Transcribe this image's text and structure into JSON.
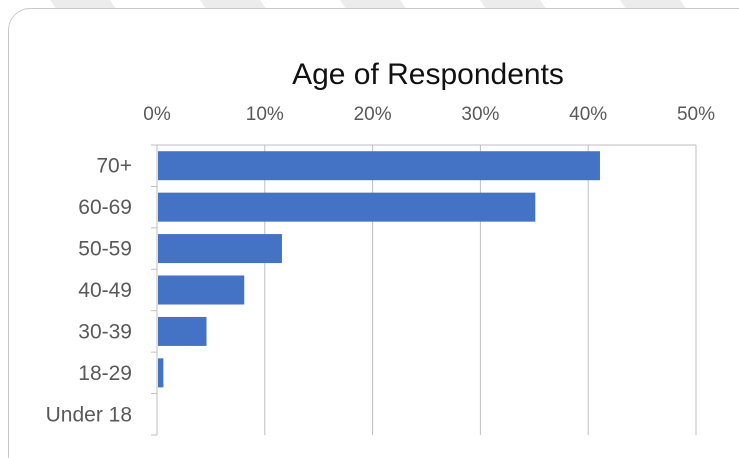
{
  "chart_data": {
    "type": "bar",
    "orientation": "horizontal",
    "title": "Age of Respondents",
    "categories": [
      "70+",
      "60-69",
      "50-59",
      "40-49",
      "30-39",
      "18-29",
      "Under 18"
    ],
    "values": [
      0.41,
      0.35,
      0.115,
      0.08,
      0.045,
      0.005,
      0.0
    ],
    "xlim": [
      0,
      0.5
    ],
    "x_ticks": [
      0,
      0.1,
      0.2,
      0.3,
      0.4,
      0.5
    ],
    "x_tick_labels": [
      "0%",
      "10%",
      "20%",
      "30%",
      "40%",
      "50%"
    ],
    "x_axis_position": "top",
    "xlabel": "",
    "ylabel": "",
    "grid": true,
    "legend": false,
    "bar_color": "#4472c4",
    "gridline_color": "#bfbfbf"
  }
}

▬▬▬▬▬▬

Set task
Leave out the pictures and restate everything else word for word.

Correct response
Transcribe this image's text and structure into JSON.
{
  "chart_data": {
    "type": "bar",
    "orientation": "horizontal",
    "title": "Age of Respondents",
    "categories": [
      "70+",
      "60-69",
      "50-59",
      "40-49",
      "30-39",
      "18-29",
      "Under 18"
    ],
    "values": [
      0.41,
      0.35,
      0.115,
      0.08,
      0.045,
      0.005,
      0.0
    ],
    "xlim": [
      0,
      0.5
    ],
    "x_ticks": [
      0,
      0.1,
      0.2,
      0.3,
      0.4,
      0.5
    ],
    "x_tick_labels": [
      "0%",
      "10%",
      "20%",
      "30%",
      "40%",
      "50%"
    ],
    "x_axis_position": "top",
    "xlabel": "",
    "ylabel": "",
    "grid": true,
    "legend": false,
    "bar_color": "#4472c4",
    "gridline_color": "#bfbfbf"
  }
}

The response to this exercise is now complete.